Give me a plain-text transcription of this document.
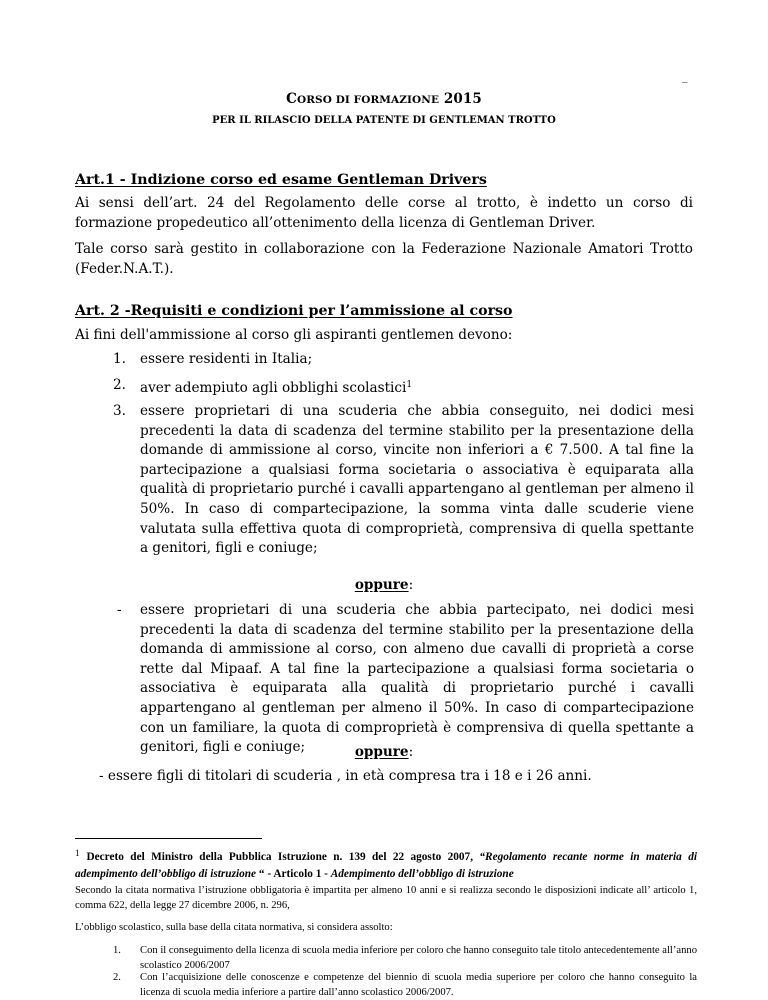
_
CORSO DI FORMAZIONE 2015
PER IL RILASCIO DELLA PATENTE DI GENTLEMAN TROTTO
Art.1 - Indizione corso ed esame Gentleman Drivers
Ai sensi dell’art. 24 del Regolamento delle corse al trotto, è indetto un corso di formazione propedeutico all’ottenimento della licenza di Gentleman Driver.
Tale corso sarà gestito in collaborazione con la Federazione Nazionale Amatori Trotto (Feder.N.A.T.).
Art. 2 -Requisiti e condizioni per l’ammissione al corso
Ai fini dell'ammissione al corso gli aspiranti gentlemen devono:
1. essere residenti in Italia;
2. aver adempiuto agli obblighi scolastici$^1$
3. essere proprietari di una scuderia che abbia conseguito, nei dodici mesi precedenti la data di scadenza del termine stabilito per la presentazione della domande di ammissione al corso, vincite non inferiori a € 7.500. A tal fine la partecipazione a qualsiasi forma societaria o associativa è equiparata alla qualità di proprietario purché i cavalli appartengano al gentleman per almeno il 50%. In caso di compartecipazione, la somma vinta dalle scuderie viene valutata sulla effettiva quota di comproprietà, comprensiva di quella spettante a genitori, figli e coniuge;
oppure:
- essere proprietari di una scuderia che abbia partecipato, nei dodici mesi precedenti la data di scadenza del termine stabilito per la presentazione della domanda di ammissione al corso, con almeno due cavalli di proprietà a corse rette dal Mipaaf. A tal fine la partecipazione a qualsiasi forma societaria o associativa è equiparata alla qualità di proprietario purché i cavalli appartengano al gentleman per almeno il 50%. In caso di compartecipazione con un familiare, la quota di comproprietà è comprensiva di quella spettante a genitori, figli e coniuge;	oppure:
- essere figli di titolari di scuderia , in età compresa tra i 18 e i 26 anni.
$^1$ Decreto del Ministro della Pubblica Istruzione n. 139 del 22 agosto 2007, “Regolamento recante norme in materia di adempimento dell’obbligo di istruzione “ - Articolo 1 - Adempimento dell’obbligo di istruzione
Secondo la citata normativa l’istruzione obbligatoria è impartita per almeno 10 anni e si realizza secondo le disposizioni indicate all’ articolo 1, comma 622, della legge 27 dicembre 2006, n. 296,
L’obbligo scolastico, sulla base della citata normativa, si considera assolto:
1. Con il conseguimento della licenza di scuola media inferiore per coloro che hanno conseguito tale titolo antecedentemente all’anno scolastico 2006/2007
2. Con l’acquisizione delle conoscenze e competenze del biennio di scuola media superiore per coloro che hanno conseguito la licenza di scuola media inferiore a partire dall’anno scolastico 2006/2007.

▸ **Written request**:
Set down the records in full and exactly. Do not carry over any image.

▸ **Answer in full**:
Give me a plain-text transcription of this document.
_
CORSO DI FORMAZIONE 2015
PER IL RILASCIO DELLA PATENTE DI GENTLEMAN TROTTO
Art.1 - Indizione corso ed esame Gentleman Drivers
Ai sensi dell’art. 24 del Regolamento delle corse al trotto, è indetto un corso di formazione propedeutico all’ottenimento della licenza di Gentleman Driver.
Tale corso sarà gestito in collaborazione con la Federazione Nazionale Amatori Trotto (Feder.N.A.T.).
Art. 2 -Requisiti e condizioni per l’ammissione al corso
Ai fini dell'ammissione al corso gli aspiranti gentlemen devono:
1. essere residenti in Italia;
2. aver adempiuto agli obblighi scolastici$^1$
3. essere proprietari di una scuderia che abbia conseguito, nei dodici mesi precedenti la data di scadenza del termine stabilito per la presentazione della domande di ammissione al corso, vincite non inferiori a € 7.500. A tal fine la partecipazione a qualsiasi forma societaria o associativa è equiparata alla qualità di proprietario purché i cavalli appartengano al gentleman per almeno il 50%. In caso di compartecipazione, la somma vinta dalle scuderie viene valutata sulla effettiva quota di comproprietà, comprensiva di quella spettante a genitori, figli e coniuge;
oppure:
- essere proprietari di una scuderia che abbia partecipato, nei dodici mesi precedenti la data di scadenza del termine stabilito per la presentazione della domanda di ammissione al corso, con almeno due cavalli di proprietà a corse rette dal Mipaaf. A tal fine la partecipazione a qualsiasi forma societaria o associativa è equiparata alla qualità di proprietario purché i cavalli appartengano al gentleman per almeno il 50%. In caso di compartecipazione con un familiare, la quota di comproprietà è comprensiva di quella spettante a genitori, figli e coniuge;	oppure:
- essere figli di titolari di scuderia , in età compresa tra i 18 e i 26 anni.
$^1$ Decreto del Ministro della Pubblica Istruzione n. 139 del 22 agosto 2007, “Regolamento recante norme in materia di adempimento dell’obbligo di istruzione “ - Articolo 1 - Adempimento dell’obbligo di istruzione
Secondo la citata normativa l’istruzione obbligatoria è impartita per almeno 10 anni e si realizza secondo le disposizioni indicate all’ articolo 1, comma 622, della legge 27 dicembre 2006, n. 296,
L’obbligo scolastico, sulla base della citata normativa, si considera assolto:
1. Con il conseguimento della licenza di scuola media inferiore per coloro che hanno conseguito tale titolo antecedentemente all’anno scolastico 2006/2007
2. Con l’acquisizione delle conoscenze e competenze del biennio di scuola media superiore per coloro che hanno conseguito la licenza di scuola media inferiore a partire dall’anno scolastico 2006/2007.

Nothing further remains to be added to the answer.